EXTRACTED RECORDS:

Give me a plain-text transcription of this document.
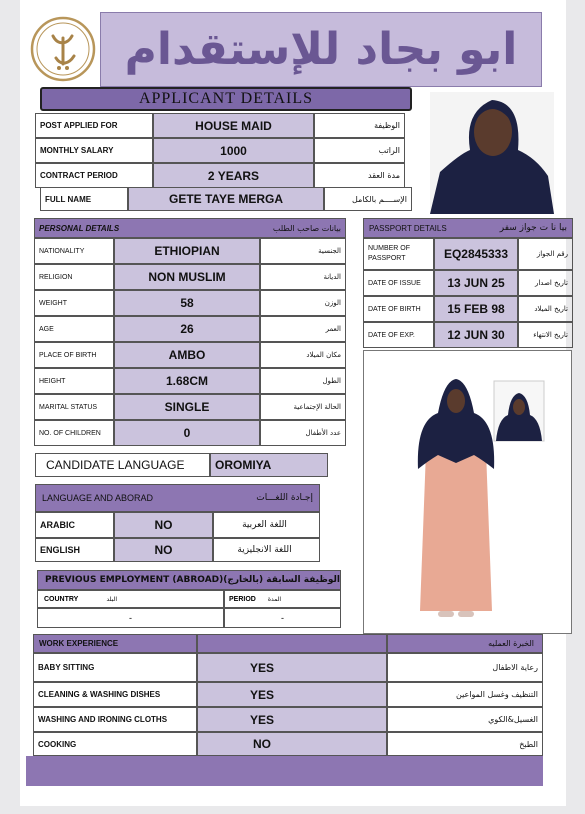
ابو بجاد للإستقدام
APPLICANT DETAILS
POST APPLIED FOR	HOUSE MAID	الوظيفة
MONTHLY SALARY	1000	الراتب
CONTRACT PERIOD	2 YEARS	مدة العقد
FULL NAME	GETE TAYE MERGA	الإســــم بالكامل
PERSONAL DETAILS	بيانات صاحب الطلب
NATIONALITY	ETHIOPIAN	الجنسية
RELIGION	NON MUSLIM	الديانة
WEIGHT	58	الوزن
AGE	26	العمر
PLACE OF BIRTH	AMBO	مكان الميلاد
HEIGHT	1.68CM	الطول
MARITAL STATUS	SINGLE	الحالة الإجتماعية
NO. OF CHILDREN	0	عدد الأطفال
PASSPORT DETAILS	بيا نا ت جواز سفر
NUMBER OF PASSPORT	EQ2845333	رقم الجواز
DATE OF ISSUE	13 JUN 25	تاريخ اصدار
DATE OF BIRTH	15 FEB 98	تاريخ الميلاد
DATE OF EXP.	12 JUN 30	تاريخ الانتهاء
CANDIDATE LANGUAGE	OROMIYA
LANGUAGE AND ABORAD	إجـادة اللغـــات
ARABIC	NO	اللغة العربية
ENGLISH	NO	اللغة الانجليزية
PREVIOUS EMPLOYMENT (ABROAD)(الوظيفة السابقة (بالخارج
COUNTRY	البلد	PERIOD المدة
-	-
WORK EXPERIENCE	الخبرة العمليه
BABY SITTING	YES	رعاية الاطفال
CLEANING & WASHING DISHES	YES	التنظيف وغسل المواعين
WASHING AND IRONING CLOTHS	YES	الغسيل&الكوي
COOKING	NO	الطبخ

* * *

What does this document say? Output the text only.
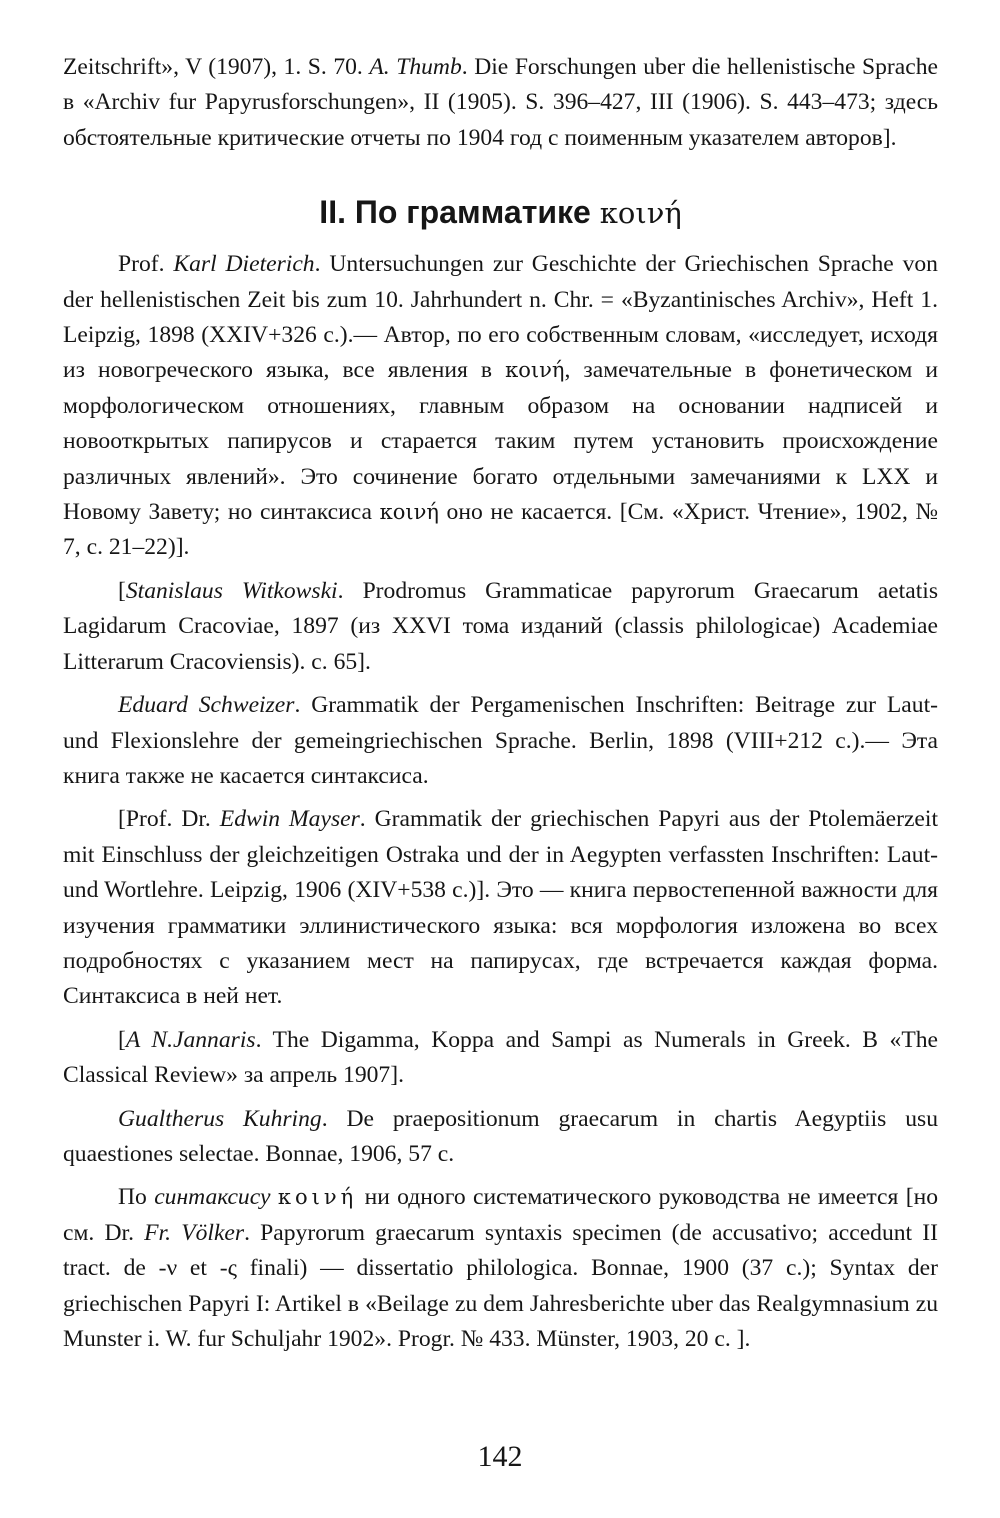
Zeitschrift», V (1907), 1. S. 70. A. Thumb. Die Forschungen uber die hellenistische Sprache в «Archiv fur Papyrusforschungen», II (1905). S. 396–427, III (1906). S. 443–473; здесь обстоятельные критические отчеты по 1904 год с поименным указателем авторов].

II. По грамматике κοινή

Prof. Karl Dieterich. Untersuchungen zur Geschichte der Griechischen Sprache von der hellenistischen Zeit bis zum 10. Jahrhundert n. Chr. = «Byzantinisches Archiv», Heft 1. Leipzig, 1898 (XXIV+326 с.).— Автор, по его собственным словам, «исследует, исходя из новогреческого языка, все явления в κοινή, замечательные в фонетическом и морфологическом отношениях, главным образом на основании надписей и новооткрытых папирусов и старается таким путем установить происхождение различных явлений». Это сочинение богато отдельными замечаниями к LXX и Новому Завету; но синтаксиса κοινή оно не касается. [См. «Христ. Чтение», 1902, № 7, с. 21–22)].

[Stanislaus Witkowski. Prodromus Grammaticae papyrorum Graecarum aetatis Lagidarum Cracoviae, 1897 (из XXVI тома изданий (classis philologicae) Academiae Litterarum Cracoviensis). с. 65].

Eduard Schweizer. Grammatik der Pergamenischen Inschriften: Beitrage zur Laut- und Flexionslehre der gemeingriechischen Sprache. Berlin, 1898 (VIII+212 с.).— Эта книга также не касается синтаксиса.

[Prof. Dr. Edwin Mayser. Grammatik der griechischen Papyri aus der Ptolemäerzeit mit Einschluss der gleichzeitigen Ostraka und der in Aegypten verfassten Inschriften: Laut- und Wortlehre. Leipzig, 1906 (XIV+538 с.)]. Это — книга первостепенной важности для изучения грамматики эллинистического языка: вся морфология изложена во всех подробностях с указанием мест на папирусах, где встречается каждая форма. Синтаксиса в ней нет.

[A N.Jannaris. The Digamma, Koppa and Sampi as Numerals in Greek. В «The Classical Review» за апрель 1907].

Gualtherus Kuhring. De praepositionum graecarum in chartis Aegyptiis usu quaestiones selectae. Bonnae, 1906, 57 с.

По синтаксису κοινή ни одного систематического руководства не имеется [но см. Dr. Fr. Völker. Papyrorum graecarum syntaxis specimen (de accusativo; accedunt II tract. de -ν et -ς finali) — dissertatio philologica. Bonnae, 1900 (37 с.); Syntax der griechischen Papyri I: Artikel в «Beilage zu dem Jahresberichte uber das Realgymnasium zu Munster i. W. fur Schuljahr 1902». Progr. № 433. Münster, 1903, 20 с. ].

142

AIM: Which lines above contain the word "Inschriften"? Copy each of them.

SOLUTION TO THIS TASK:
Eduard Schweizer. Grammatik der Pergamenischen Inschriften: Beitrage zur Laut- und Flexionslehre der gemeingriechischen Sprache. Berlin, 1898 (VIII+212 с.).— Эта книга также не касается синтаксиса.
[Prof. Dr. Edwin Mayser. Grammatik der griechischen Papyri aus der Ptolemäerzeit mit Einschluss der gleichzeitigen Ostraka und der in Aegypten verfassten Inschriften: Laut- und Wortlehre. Leipzig, 1906 (XIV+538 с.)]. Это — книга первостепенной важности для изучения грамматики эллинистического языка: вся морфология изложена во всех подробностях с указанием мест на папирусах, где встречается каждая форма. Синтаксиса в ней нет.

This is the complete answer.